What the task asks - Show only lines that include "frac".

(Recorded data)
************

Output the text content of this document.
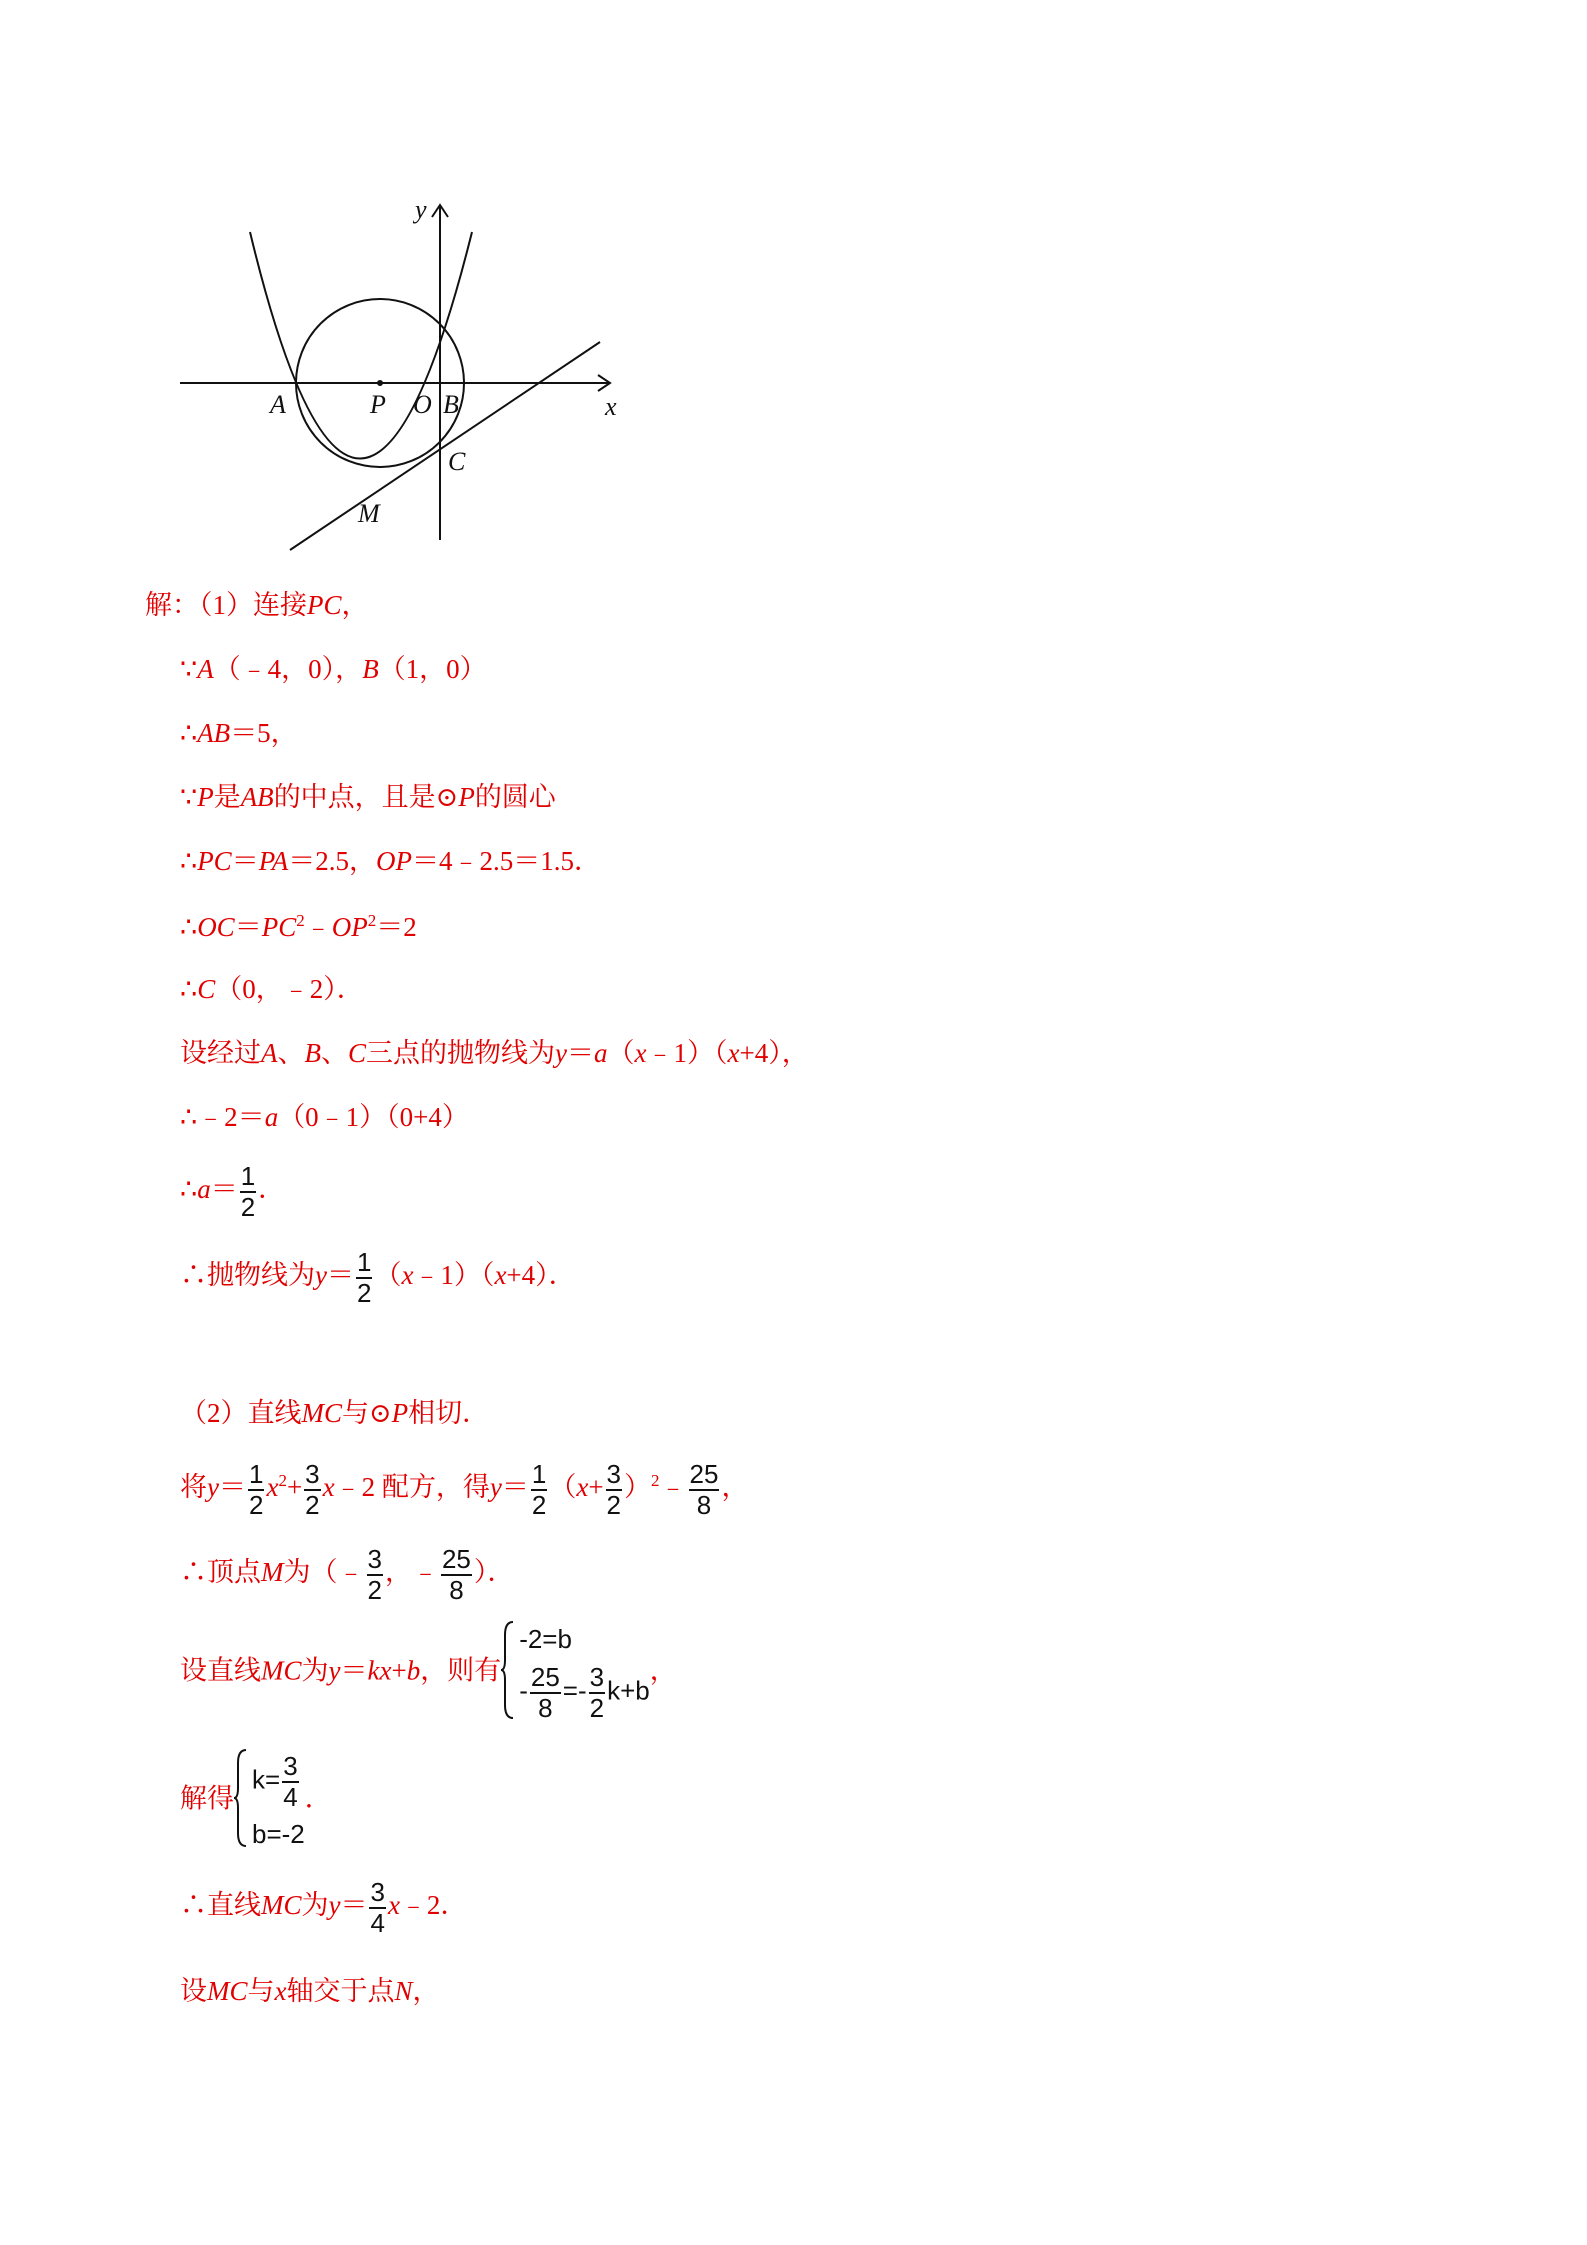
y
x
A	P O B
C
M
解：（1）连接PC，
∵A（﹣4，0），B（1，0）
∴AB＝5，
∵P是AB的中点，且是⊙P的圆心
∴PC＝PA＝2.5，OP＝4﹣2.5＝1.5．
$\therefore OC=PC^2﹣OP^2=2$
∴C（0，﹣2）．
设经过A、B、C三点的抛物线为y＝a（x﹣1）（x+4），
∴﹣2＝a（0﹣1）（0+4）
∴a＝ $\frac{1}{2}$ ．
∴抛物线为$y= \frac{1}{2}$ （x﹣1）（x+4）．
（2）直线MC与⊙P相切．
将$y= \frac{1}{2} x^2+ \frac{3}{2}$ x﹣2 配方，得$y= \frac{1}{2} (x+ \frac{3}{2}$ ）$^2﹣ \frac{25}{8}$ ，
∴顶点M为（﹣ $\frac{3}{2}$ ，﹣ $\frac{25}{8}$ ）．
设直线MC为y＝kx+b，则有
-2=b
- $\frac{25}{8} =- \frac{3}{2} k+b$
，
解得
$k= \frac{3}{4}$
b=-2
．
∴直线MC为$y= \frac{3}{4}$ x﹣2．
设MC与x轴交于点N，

************

Result of this exercise -
∴a＝ $\frac{1}{2}$ ．
∴抛物线为$y= \frac{1}{2}$ （x﹣1）（x+4）．
将$y= \frac{1}{2} x^2+ \frac{3}{2}$ x﹣2 配方，得$y= \frac{1}{2} (x+ \frac{3}{2}$ ）$^2﹣ \frac{25}{8}$ ，
∴顶点M为（﹣ $\frac{3}{2}$ ，﹣ $\frac{25}{8}$ ）．
- $\frac{25}{8} =- \frac{3}{2} k+b$
$k= \frac{3}{4}$
∴直线MC为$y= \frac{3}{4}$ x﹣2．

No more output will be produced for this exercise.